Data in this exercise start

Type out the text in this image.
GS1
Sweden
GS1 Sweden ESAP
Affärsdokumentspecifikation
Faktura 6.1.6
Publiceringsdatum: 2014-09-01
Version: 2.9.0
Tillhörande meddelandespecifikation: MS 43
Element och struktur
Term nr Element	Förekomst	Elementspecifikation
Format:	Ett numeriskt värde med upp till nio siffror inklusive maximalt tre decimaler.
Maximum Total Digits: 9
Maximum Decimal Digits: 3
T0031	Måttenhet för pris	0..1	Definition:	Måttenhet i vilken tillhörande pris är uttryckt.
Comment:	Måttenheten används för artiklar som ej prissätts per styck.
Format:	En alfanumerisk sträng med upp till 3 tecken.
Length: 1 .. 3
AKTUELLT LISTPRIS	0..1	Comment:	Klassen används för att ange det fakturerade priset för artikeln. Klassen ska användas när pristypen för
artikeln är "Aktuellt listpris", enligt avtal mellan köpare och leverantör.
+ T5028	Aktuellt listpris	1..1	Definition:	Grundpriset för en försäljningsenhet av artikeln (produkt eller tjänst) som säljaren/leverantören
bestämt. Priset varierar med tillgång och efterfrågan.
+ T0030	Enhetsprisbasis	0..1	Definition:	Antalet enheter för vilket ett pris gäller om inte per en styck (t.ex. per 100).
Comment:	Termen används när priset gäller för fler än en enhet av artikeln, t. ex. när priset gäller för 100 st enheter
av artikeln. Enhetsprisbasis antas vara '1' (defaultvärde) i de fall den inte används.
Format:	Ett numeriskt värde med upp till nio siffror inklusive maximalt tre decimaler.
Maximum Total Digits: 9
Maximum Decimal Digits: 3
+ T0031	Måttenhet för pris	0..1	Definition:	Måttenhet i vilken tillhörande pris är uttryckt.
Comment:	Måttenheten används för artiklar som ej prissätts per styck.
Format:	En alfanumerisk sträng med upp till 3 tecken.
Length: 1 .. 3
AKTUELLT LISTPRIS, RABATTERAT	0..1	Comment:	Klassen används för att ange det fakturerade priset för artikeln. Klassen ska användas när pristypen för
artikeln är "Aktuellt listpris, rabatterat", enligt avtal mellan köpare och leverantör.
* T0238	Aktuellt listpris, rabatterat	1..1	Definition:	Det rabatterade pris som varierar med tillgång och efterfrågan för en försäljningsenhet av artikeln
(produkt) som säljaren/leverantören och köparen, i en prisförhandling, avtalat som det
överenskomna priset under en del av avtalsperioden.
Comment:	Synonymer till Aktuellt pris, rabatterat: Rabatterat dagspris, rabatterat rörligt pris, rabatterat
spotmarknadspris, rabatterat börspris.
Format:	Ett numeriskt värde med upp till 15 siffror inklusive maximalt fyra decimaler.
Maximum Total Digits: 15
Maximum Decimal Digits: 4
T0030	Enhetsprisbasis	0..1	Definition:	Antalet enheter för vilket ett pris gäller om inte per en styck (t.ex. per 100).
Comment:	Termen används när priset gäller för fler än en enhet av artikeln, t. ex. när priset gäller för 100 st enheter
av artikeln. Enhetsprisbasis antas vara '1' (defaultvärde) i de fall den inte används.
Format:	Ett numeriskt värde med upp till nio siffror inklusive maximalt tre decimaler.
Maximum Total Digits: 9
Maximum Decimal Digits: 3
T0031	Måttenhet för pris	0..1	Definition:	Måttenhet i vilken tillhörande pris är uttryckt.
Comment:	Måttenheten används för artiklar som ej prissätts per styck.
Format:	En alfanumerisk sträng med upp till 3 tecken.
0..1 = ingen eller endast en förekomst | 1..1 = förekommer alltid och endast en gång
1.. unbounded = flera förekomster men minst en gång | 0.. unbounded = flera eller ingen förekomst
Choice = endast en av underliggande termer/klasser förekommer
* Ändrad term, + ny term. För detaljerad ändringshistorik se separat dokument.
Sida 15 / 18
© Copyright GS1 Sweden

Data in this exercise end

- Goal of the exercise
Transcribe the entire listing above precisely.

- Task response
Type out the text in this image.
GS1
Sweden
GS1 Sweden ESAP
Affärsdokumentspecifikation
Faktura 6.1.6
Publiceringsdatum: 2014-09-01
Version: 2.9.0
Tillhörande meddelandespecifikation: MS 43
Element och struktur
Term nr Element	Förekomst	Elementspecifikation
Format:	Ett numeriskt värde med upp till nio siffror inklusive maximalt tre decimaler.
Maximum Total Digits: 9
Maximum Decimal Digits: 3
T0031	Måttenhet för pris	0..1	Definition:	Måttenhet i vilken tillhörande pris är uttryckt.
Comment:	Måttenheten används för artiklar som ej prissätts per styck.
Format:	En alfanumerisk sträng med upp till 3 tecken.
Length: 1 .. 3
AKTUELLT LISTPRIS	0..1	Comment:	Klassen används för att ange det fakturerade priset för artikeln. Klassen ska användas när pristypen för
artikeln är "Aktuellt listpris", enligt avtal mellan köpare och leverantör.
+ T5028	Aktuellt listpris	1..1	Definition:	Grundpriset för en försäljningsenhet av artikeln (produkt eller tjänst) som säljaren/leverantören
bestämt. Priset varierar med tillgång och efterfrågan.
+ T0030	Enhetsprisbasis	0..1	Definition:	Antalet enheter för vilket ett pris gäller om inte per en styck (t.ex. per 100).
Comment:	Termen används när priset gäller för fler än en enhet av artikeln, t. ex. när priset gäller för 100 st enheter
av artikeln. Enhetsprisbasis antas vara '1' (defaultvärde) i de fall den inte används.
Format:	Ett numeriskt värde med upp till nio siffror inklusive maximalt tre decimaler.
Maximum Total Digits: 9
Maximum Decimal Digits: 3
+ T0031	Måttenhet för pris	0..1	Definition:	Måttenhet i vilken tillhörande pris är uttryckt.
Comment:	Måttenheten används för artiklar som ej prissätts per styck.
Format:	En alfanumerisk sträng med upp till 3 tecken.
Length: 1 .. 3
AKTUELLT LISTPRIS, RABATTERAT	0..1	Comment:	Klassen används för att ange det fakturerade priset för artikeln. Klassen ska användas när pristypen för
artikeln är "Aktuellt listpris, rabatterat", enligt avtal mellan köpare och leverantör.
* T0238	Aktuellt listpris, rabatterat	1..1	Definition:	Det rabatterade pris som varierar med tillgång och efterfrågan för en försäljningsenhet av artikeln
(produkt) som säljaren/leverantören och köparen, i en prisförhandling, avtalat som det
överenskomna priset under en del av avtalsperioden.
Comment:	Synonymer till Aktuellt pris, rabatterat: Rabatterat dagspris, rabatterat rörligt pris, rabatterat
spotmarknadspris, rabatterat börspris.
Format:	Ett numeriskt värde med upp till 15 siffror inklusive maximalt fyra decimaler.
Maximum Total Digits: 15
Maximum Decimal Digits: 4
T0030	Enhetsprisbasis	0..1	Definition:	Antalet enheter för vilket ett pris gäller om inte per en styck (t.ex. per 100).
Comment:	Termen används när priset gäller för fler än en enhet av artikeln, t. ex. när priset gäller för 100 st enheter
av artikeln. Enhetsprisbasis antas vara '1' (defaultvärde) i de fall den inte används.
Format:	Ett numeriskt värde med upp till nio siffror inklusive maximalt tre decimaler.
Maximum Total Digits: 9
Maximum Decimal Digits: 3
T0031	Måttenhet för pris	0..1	Definition:	Måttenhet i vilken tillhörande pris är uttryckt.
Comment:	Måttenheten används för artiklar som ej prissätts per styck.
Format:	En alfanumerisk sträng med upp till 3 tecken.
0..1 = ingen eller endast en förekomst | 1..1 = förekommer alltid och endast en gång
1.. unbounded = flera förekomster men minst en gång | 0.. unbounded = flera eller ingen förekomst
Choice = endast en av underliggande termer/klasser förekommer
* Ändrad term, + ny term. För detaljerad ändringshistorik se separat dokument.
Sida 15 / 18
© Copyright GS1 Sweden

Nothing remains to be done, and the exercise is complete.